Retype each record below word for word. Leave the pictures out.

• _Exercise material_

■ ■ ■ ■ ■

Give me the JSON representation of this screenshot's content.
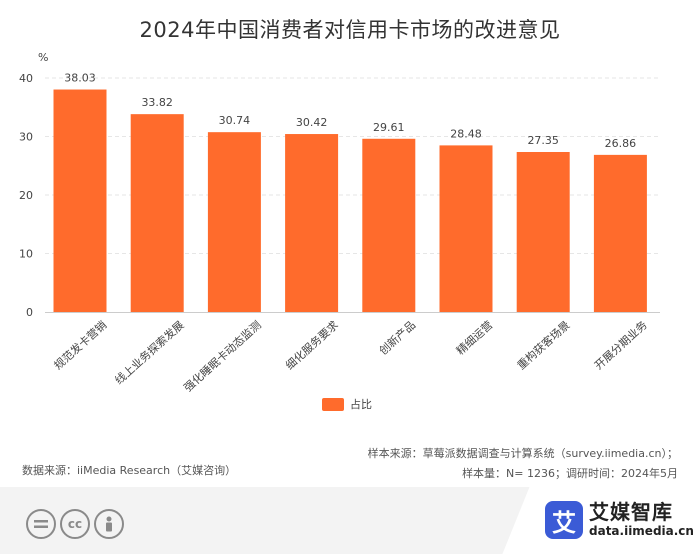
{
  "chart_data": {
    "type": "bar",
    "title": "2024年中国消费者对信用卡市场的改进意见",
    "ylabel": "%",
    "xlabel": "",
    "ylim": [
      0,
      40
    ],
    "yticks": [
      0,
      10,
      20,
      30,
      40
    ],
    "grid": true,
    "legend": "bottom-center",
    "categories": [
      "规范发卡营销",
      "线上业务探索发展",
      "强化睡眠卡动态监测",
      "细化服务要求",
      "创新产品",
      "精细运营",
      "重构获客场景",
      "开展分期业务"
    ],
    "series": [
      {
        "name": "占比",
        "values": [
          38.03,
          33.82,
          30.74,
          30.42,
          29.61,
          28.48,
          27.35,
          26.86
        ]
      }
    ],
    "colors": {
      "bar": "#ff6b2c",
      "grid": "#e6e6e6",
      "axis": "#cccccc"
    }
  },
  "footer": {
    "source_line1": "样本来源：草莓派数据调查与计算系统（survey.iimedia.cn）；",
    "source_line2": "样本量：N= 1236；调研时间：2024年5月",
    "data_source": "数据来源：iiMedia Research（艾媒咨询）"
  },
  "license": {
    "icons": [
      "equals-icon",
      "cc-icon",
      "person-icon"
    ],
    "cc_text": "cc"
  },
  "brand": {
    "logo_char": "艾",
    "name": "艾媒智库",
    "url": "data.iimedia.cn",
    "color": "#3b5bd6"
  }
}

■ ■ ■ ■ ■

• _Answer in full_
Give me the JSON representation of this screenshot's content.
{
  "chart_data": {
    "type": "bar",
    "title": "2024年中国消费者对信用卡市场的改进意见",
    "ylabel": "%",
    "xlabel": "",
    "ylim": [
      0,
      40
    ],
    "yticks": [
      0,
      10,
      20,
      30,
      40
    ],
    "grid": true,
    "legend": "bottom-center",
    "categories": [
      "规范发卡营销",
      "线上业务探索发展",
      "强化睡眠卡动态监测",
      "细化服务要求",
      "创新产品",
      "精细运营",
      "重构获客场景",
      "开展分期业务"
    ],
    "series": [
      {
        "name": "占比",
        "values": [
          38.03,
          33.82,
          30.74,
          30.42,
          29.61,
          28.48,
          27.35,
          26.86
        ]
      }
    ],
    "colors": {
      "bar": "#ff6b2c",
      "grid": "#e6e6e6",
      "axis": "#cccccc"
    }
  },
  "footer": {
    "source_line1": "样本来源：草莓派数据调查与计算系统（survey.iimedia.cn）；",
    "source_line2": "样本量：N= 1236；调研时间：2024年5月",
    "data_source": "数据来源：iiMedia Research（艾媒咨询）"
  },
  "license": {
    "icons": [
      "equals-icon",
      "cc-icon",
      "person-icon"
    ],
    "cc_text": "cc"
  },
  "brand": {
    "logo_char": "艾",
    "name": "艾媒智库",
    "url": "data.iimedia.cn",
    "color": "#3b5bd6"
  }
}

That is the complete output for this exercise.